> Exercise task
Omit every picture and return the rest of the data unaltered.

> Working data
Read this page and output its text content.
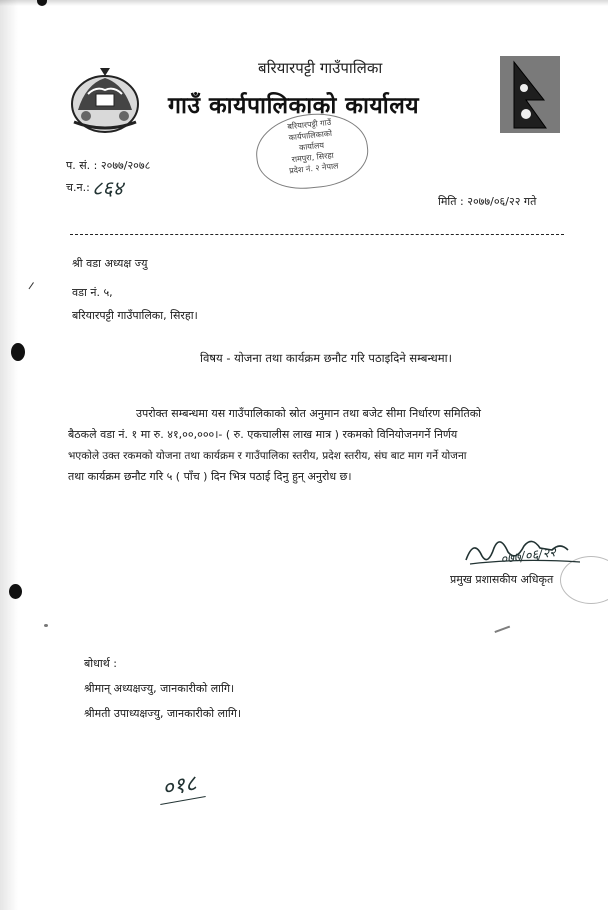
बरियारपट्टी गाउँपालिका
गाउँ कार्यपालिकाको कार्यालय
बरियारपट्टी गाउँ
कार्यपालिकाको
कार्यालय
रामपुरा, सिरहा
प्रदेश नं. २ नेपाल
प. सं. : २०७७/२०७८
च.न.: ८६४
मिति : २०७७/०६/२२ गते
श्री वडा अध्यक्ष ज्यु
वडा नं. ५,
बरियारपट्टी गाउँपालिका, सिरहा।
विषय - योजना तथा कार्यक्रम छनौट गरि पठाइदिने सम्बन्धमा।
उपरोक्त सम्बन्धमा यस गाउँपालिकाको स्रोत अनुमान तथा बजेट सीमा निर्धारण समितिको
बैठकले वडा नं. १ मा रु. ४१,००,०००।- ( रु. एकचालीस लाख मात्र ) रकमको विनियोजनगर्ने निर्णय
भएकोले उक्त रकमको योजना तथा कार्यक्रम र गाउँपालिका स्तरीय, प्रदेश स्तरीय, संघ बाट माग गर्ने योजना
तथा कार्यक्रम छनौट गरि ५ ( पाँच ) दिन भित्र पठाई दिनु हुन् अनुरोध छ।
०७७/०६/२२
प्रमुख प्रशासकीय अधिकृत
बोधार्थ :
श्रीमान् अध्यक्षज्यु, जानकारीको लागि।
श्रीमती उपाध्यक्षज्यु, जानकारीको लागि।
०१८
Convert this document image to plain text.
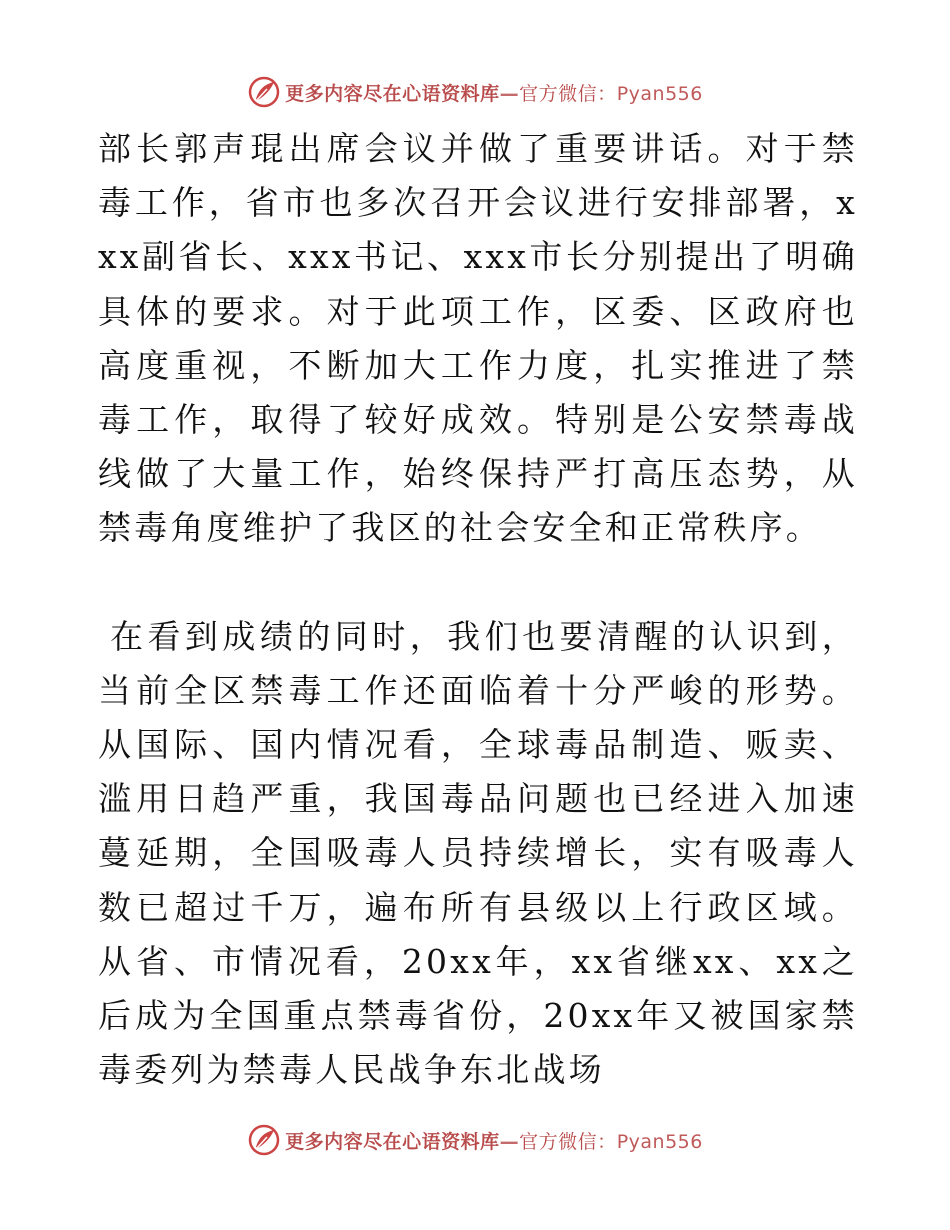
更多内容尽在心语资料库—官方微信：Pyan556

部长郭声琨出席会议并做了重要讲话。对于禁毒工作，省市也多次召开会议进行安排部署，xxx副省长、xxx书记、xxx市长分别提出了明确具体的要求。对于此项工作，区委、区政府也高度重视，不断加大工作力度，扎实推进了禁毒工作，取得了较好成效。特别是公安禁毒战线做了大量工作，始终保持严打高压态势，从禁毒角度维护了我区的社会安全和正常秩序。

在看到成绩的同时，我们也要清醒的认识到，当前全区禁毒工作还面临着十分严峻的形势。从国际、国内情况看，全球毒品制造、贩卖、滥用日趋严重，我国毒品问题也已经进入加速蔓延期，全国吸毒人员持续增长，实有吸毒人数已超过千万，遍布所有县级以上行政区域。从省、市情况看，20xx年，xx省继xx、xx之后成为全国重点禁毒省份，20xx年又被国家禁毒委列为禁毒人民战争东北战场

更多内容尽在心语资料库—官方微信：Pyan556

> Solution for this exercise
Read this page and output its text content.
बरियारपट्टी गाउँपालिका
गाउँ कार्यपालिकाको कार्यालय
बरियारपट्टी गाउँ
कार्यपालिकाको
कार्यालय
रामपुरा, सिरहा
प्रदेश नं. २ नेपाल
प. सं. : २०७७/२०७८
च.न.: ८६४
मिति : २०७७/०६/२२ गते
श्री वडा अध्यक्ष ज्यु
वडा नं. ५,
बरियारपट्टी गाउँपालिका, सिरहा।
विषय - योजना तथा कार्यक्रम छनौट गरि पठाइदिने सम्बन्धमा।
उपरोक्त सम्बन्धमा यस गाउँपालिकाको स्रोत अनुमान तथा बजेट सीमा निर्धारण समितिको
बैठकले वडा नं. १ मा रु. ४१,००,०००।- ( रु. एकचालीस लाख मात्र ) रकमको विनियोजनगर्ने निर्णय
भएकोले उक्त रकमको योजना तथा कार्यक्रम र गाउँपालिका स्तरीय, प्रदेश स्तरीय, संघ बाट माग गर्ने योजना
तथा कार्यक्रम छनौट गरि ५ ( पाँच ) दिन भित्र पठाई दिनु हुन् अनुरोध छ।
०७७/०६/२२
प्रमुख प्रशासकीय अधिकृत
बोधार्थ :
श्रीमान् अध्यक्षज्यु, जानकारीको लागि।
श्रीमती उपाध्यक्षज्यु, जानकारीको लागि।
०१८
Convert this document image to plain text.
更多内容尽在心语资料库—官方微信：Pyan556

部长郭声琨出席会议并做了重要讲话。对于禁毒工作，省市也多次召开会议进行安排部署，xxx副省长、xxx书记、xxx市长分别提出了明确具体的要求。对于此项工作，区委、区政府也高度重视，不断加大工作力度，扎实推进了禁毒工作，取得了较好成效。特别是公安禁毒战线做了大量工作，始终保持严打高压态势，从禁毒角度维护了我区的社会安全和正常秩序。

在看到成绩的同时，我们也要清醒的认识到，当前全区禁毒工作还面临着十分严峻的形势。从国际、国内情况看，全球毒品制造、贩卖、滥用日趋严重，我国毒品问题也已经进入加速蔓延期，全国吸毒人员持续增长，实有吸毒人数已超过千万，遍布所有县级以上行政区域。从省、市情况看，20xx年，xx省继xx、xx之后成为全国重点禁毒省份，20xx年又被国家禁毒委列为禁毒人民战争东北战场

更多内容尽在心语资料库—官方微信：Pyan556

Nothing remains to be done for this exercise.